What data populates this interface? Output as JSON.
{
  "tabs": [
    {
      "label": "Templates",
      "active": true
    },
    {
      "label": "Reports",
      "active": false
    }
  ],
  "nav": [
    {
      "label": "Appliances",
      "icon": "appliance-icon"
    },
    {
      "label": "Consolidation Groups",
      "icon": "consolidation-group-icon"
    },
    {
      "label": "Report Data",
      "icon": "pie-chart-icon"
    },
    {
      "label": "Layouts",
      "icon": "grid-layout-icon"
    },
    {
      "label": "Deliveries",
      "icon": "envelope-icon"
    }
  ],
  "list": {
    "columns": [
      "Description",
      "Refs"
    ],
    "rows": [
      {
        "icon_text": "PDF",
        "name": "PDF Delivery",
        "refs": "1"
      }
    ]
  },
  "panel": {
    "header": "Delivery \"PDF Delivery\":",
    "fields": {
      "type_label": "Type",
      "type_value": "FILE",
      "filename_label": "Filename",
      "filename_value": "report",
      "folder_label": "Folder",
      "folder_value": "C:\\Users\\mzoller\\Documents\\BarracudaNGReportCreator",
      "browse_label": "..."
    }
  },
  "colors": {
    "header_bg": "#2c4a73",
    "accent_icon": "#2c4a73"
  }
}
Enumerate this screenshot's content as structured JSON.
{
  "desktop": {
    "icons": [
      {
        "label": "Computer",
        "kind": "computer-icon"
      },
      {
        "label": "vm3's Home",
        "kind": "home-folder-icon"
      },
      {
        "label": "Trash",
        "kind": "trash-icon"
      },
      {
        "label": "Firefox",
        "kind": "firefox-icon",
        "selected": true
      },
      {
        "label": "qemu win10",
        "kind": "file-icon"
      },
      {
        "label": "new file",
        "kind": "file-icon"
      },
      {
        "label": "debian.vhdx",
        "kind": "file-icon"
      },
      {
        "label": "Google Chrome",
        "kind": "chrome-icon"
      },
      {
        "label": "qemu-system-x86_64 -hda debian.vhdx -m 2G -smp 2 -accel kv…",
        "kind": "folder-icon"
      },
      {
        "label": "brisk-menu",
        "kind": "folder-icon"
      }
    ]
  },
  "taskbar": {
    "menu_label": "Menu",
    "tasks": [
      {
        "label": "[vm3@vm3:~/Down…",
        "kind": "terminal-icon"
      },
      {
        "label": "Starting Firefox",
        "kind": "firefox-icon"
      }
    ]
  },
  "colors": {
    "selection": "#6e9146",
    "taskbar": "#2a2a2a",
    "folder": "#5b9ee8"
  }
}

* * * * *

INSTRUCTIONS FOR THE TASK - Print all of the entries again, exactly as written.

OUTPUT FOR THIS EXERCISE -
What data populates this interface? Output as JSON.
{
  "tabs": [
    {
      "label": "Templates",
      "active": true
    },
    {
      "label": "Reports",
      "active": false
    }
  ],
  "nav": [
    {
      "label": "Appliances",
      "icon": "appliance-icon"
    },
    {
      "label": "Consolidation Groups",
      "icon": "consolidation-group-icon"
    },
    {
      "label": "Report Data",
      "icon": "pie-chart-icon"
    },
    {
      "label": "Layouts",
      "icon": "grid-layout-icon"
    },
    {
      "label": "Deliveries",
      "icon": "envelope-icon"
    }
  ],
  "list": {
    "columns": [
      "Description",
      "Refs"
    ],
    "rows": [
      {
        "icon_text": "PDF",
        "name": "PDF Delivery",
        "refs": "1"
      }
    ]
  },
  "panel": {
    "header": "Delivery \"PDF Delivery\":",
    "fields": {
      "type_label": "Type",
      "type_value": "FILE",
      "filename_label": "Filename",
      "filename_value": "report",
      "folder_label": "Folder",
      "folder_value": "C:\\Users\\mzoller\\Documents\\BarracudaNGReportCreator",
      "browse_label": "..."
    }
  },
  "colors": {
    "header_bg": "#2c4a73",
    "accent_icon": "#2c4a73"
  }
}
Enumerate this screenshot's content as structured JSON.
{
  "desktop": {
    "icons": [
      {
        "label": "Computer",
        "kind": "computer-icon"
      },
      {
        "label": "vm3's Home",
        "kind": "home-folder-icon"
      },
      {
        "label": "Trash",
        "kind": "trash-icon"
      },
      {
        "label": "Firefox",
        "kind": "firefox-icon",
        "selected": true
      },
      {
        "label": "qemu win10",
        "kind": "file-icon"
      },
      {
        "label": "new file",
        "kind": "file-icon"
      },
      {
        "label": "debian.vhdx",
        "kind": "file-icon"
      },
      {
        "label": "Google Chrome",
        "kind": "chrome-icon"
      },
      {
        "label": "qemu-system-x86_64 -hda debian.vhdx -m 2G -smp 2 -accel kv…",
        "kind": "folder-icon"
      },
      {
        "label": "brisk-menu",
        "kind": "folder-icon"
      }
    ]
  },
  "taskbar": {
    "menu_label": "Menu",
    "tasks": [
      {
        "label": "[vm3@vm3:~/Down…",
        "kind": "terminal-icon"
      },
      {
        "label": "Starting Firefox",
        "kind": "firefox-icon"
      }
    ]
  },
  "colors": {
    "selection": "#6e9146",
    "taskbar": "#2a2a2a",
    "folder": "#5b9ee8"
  }
}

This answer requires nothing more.